**GOAL OF THE EXERCISE**
In the entries below, identify every line with the string "value" and copy it.

Records contained in a dataset:

○ ○ ○ ○

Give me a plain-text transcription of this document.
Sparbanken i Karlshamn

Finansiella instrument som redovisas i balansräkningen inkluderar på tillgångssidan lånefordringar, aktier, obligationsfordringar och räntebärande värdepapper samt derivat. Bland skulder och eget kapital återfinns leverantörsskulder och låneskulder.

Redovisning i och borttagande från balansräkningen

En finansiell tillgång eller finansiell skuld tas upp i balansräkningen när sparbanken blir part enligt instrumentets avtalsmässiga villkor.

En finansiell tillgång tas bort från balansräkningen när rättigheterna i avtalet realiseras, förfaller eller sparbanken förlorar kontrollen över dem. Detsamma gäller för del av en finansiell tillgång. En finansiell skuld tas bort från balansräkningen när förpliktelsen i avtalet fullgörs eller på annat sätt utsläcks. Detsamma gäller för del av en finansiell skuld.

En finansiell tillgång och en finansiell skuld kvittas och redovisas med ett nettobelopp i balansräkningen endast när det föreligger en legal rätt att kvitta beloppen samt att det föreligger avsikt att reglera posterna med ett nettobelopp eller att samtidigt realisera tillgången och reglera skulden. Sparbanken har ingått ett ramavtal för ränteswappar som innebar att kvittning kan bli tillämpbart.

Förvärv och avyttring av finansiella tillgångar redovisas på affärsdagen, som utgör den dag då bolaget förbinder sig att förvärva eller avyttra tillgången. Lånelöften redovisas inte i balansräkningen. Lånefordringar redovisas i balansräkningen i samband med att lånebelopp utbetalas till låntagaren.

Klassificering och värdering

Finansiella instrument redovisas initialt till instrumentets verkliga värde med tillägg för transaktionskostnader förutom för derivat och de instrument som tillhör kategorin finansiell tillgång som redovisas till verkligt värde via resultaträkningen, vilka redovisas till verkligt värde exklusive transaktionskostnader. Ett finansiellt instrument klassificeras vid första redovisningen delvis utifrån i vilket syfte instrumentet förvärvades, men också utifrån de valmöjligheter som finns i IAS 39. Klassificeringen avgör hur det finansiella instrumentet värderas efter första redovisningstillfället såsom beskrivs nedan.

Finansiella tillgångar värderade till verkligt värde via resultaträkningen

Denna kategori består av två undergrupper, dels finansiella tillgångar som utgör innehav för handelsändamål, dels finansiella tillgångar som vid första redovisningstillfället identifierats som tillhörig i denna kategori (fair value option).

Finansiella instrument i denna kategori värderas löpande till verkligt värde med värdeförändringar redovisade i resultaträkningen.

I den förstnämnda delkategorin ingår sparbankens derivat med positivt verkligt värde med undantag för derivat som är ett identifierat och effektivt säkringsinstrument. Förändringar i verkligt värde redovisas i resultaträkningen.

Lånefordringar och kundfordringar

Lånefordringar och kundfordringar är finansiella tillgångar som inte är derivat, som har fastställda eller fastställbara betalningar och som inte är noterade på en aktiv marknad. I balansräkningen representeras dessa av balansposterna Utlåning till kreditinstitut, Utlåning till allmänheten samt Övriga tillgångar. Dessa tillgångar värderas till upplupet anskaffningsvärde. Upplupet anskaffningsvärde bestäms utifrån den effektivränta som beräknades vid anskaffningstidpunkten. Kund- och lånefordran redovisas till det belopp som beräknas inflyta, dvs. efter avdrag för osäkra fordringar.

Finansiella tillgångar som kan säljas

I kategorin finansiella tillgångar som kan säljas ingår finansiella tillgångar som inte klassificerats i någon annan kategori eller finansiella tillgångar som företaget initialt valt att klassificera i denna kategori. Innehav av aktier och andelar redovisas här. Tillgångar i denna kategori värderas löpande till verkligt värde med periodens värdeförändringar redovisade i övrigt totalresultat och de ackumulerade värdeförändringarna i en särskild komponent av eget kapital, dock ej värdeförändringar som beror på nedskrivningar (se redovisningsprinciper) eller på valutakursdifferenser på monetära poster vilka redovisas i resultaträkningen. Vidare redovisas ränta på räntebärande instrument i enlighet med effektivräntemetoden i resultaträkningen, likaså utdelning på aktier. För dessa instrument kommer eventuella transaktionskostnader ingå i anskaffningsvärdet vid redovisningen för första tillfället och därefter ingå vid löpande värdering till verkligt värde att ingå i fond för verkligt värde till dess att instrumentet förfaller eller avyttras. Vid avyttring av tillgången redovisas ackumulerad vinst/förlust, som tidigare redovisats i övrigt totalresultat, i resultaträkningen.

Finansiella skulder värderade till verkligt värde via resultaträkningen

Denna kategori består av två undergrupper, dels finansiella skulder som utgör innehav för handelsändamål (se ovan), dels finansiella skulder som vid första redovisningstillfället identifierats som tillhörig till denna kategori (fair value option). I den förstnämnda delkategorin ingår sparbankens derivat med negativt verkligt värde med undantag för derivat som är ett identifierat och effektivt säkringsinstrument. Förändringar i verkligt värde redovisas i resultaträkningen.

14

○ ○ ○ ○

**ANSWER FOR THE TASK**
Denna kategori består av två undergrupper, dels finansiella tillgångar som utgör innehav för handelsändamål, dels finansiella tillgångar som vid första redovisningstillfället identifierats som tillhörig i denna kategori (fair value option).
Denna kategori består av två undergrupper, dels finansiella skulder som utgör innehav för handelsändamål (se ovan), dels finansiella skulder som vid första redovisningstillfället identifierats som tillhörig till denna kategori (fair value option). I den förstnämnda delkategorin ingår sparbankens derivat med negativt verkligt värde med undantag för derivat som är ett identifierat och effektivt säkringsinstrument. Förändringar i verkligt värde redovisas i resultaträkningen.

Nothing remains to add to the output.